Begin Supplied text

Re: Money and Land Price
- From: "lysander@xxxxxxxxxxx" <lysander@xxxxxxxxxxx>
- Date: Wed, 03 Oct 2007 16:04:41 -0500
Mark M. wrote:
Money represents both prior production value and non-production asset value.
No represents a medium of exchange. It has no value in of its self under a fiat system.
Land price is carried up by mortgage lenders to benefit mortgage lenders who reap basically risk-free returns on land loans which don't represent prior labor.
I don't think you have that right. The money lenders only increase price because they provide resource for those who value the land to be able to obtain it. It is the demand for the land that drives prices up not the mortgage companies. In fact, the fact interest on the loans must be paid keeps prices lower than they would be if people did not have to borrow to buy land. The cost of land is increased by the interest we have to pay on the loan which means we will not pay as much if we had the resources.
Compare a pipe dream where every one had the financial capital to buy any land they wanted to reality where the money often has to be borrowed. Prices would higher under the pipe dream becuase people would pay more not having interest to pay back.
Land loans may be lower risk than other assets but they are not risk free. The market for land has upturns and downturns like any other market. Swings in interest rates greatly affected the market. The bank still risk default on the loan during depressed conditions and have to sell the land at less than the principle.
Land price could not appreciate the way it has without funds entering the economy through mortgage lending.
Nor could a more even distribution of who owns the land exist.

End Supplied text
Begin Entries

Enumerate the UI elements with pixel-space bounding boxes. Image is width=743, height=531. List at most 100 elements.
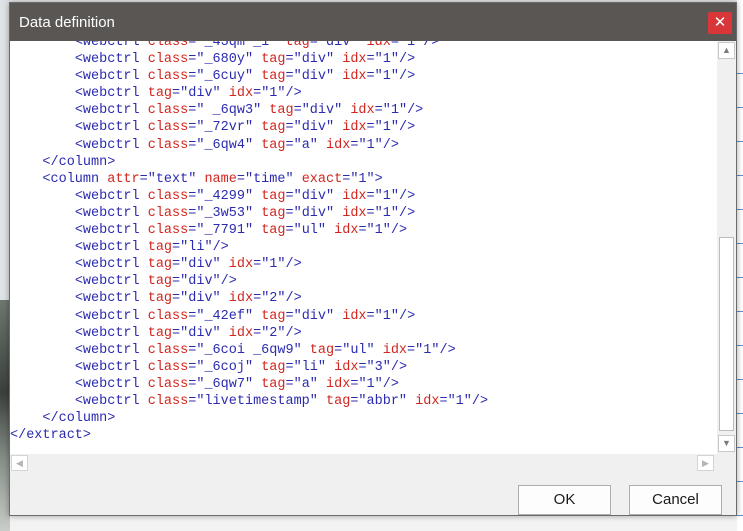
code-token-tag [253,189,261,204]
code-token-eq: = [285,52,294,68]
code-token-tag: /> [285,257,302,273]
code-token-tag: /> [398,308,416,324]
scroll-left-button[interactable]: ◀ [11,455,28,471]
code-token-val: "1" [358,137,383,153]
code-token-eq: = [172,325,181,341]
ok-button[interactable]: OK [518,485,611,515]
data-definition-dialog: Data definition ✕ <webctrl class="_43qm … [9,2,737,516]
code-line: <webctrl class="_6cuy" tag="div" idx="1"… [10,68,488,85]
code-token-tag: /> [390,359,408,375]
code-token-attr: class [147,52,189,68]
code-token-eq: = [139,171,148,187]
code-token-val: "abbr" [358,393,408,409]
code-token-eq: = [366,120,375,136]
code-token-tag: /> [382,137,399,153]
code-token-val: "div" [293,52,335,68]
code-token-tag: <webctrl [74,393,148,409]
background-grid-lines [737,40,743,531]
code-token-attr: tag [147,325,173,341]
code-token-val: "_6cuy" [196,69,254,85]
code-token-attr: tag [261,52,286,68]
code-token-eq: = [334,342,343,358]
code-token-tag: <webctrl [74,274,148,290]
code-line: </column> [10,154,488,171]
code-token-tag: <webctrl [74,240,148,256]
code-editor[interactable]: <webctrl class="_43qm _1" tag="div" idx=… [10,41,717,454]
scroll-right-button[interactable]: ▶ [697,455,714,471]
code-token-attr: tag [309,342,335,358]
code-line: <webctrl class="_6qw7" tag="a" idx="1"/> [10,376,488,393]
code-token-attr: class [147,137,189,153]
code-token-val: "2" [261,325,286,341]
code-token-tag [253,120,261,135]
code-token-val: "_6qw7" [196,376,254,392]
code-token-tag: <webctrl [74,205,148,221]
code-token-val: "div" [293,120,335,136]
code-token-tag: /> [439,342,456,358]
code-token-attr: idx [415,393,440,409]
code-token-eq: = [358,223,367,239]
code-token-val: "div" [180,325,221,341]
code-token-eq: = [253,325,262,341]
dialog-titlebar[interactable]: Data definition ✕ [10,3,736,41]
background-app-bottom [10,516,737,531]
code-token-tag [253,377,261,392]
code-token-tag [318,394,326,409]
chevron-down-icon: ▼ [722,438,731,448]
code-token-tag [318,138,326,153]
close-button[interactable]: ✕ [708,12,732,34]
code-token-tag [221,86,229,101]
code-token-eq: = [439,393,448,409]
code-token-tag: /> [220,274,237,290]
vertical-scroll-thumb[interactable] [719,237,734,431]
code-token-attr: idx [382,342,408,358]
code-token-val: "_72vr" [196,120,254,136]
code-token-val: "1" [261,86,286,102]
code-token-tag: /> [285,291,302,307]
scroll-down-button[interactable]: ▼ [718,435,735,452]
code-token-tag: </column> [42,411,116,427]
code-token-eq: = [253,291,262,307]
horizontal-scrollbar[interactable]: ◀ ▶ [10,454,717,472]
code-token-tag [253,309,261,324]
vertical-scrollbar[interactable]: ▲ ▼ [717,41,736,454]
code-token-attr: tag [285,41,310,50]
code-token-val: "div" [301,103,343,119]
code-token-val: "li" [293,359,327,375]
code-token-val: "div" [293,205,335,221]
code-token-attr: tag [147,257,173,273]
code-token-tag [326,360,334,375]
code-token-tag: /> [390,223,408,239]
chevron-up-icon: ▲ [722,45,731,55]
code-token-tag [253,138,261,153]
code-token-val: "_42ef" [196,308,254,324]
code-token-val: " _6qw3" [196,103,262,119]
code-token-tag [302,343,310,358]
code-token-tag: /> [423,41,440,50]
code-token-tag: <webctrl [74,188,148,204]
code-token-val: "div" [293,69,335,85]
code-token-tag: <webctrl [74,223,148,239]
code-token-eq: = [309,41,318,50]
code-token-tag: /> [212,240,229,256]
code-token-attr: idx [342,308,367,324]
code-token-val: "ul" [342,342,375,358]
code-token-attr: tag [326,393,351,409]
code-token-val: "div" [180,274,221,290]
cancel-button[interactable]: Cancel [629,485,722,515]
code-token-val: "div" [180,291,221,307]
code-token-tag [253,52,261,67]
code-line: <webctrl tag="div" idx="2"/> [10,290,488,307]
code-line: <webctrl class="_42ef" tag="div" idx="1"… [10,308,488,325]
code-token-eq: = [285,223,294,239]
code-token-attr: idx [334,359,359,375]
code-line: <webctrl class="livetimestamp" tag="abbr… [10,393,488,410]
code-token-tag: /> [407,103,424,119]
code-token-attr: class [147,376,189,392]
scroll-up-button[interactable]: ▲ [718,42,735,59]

End Entries

> _Directives_:
1. Answer these questions about the message on money and land price:
(a) What date appears in the message's header?
(b) According to the reply, what drives land prices up?
(c) What does the reply say greatly affected the market for land?
2. Output the portion of the message on money and land price from "Re: Money and" up to and including "a fiat system.".

> _Exercise results_:
1.
(a) Wed, 03 Oct 2007
(b) The demand for the land, not the mortgage companies.
(c) Swings in interest rates.

2.
Re: Money and Land Price
- From: "lysander@xxxxxxxxxxx" <lysander@xxxxxxxxxxx>
- Date: Wed, 03 Oct 2007 16:04:41 -0500
Mark M. wrote:
Money represents both prior production value and non-production asset value.
No represents a medium of exchange. It has no value in of its self under a fiat system.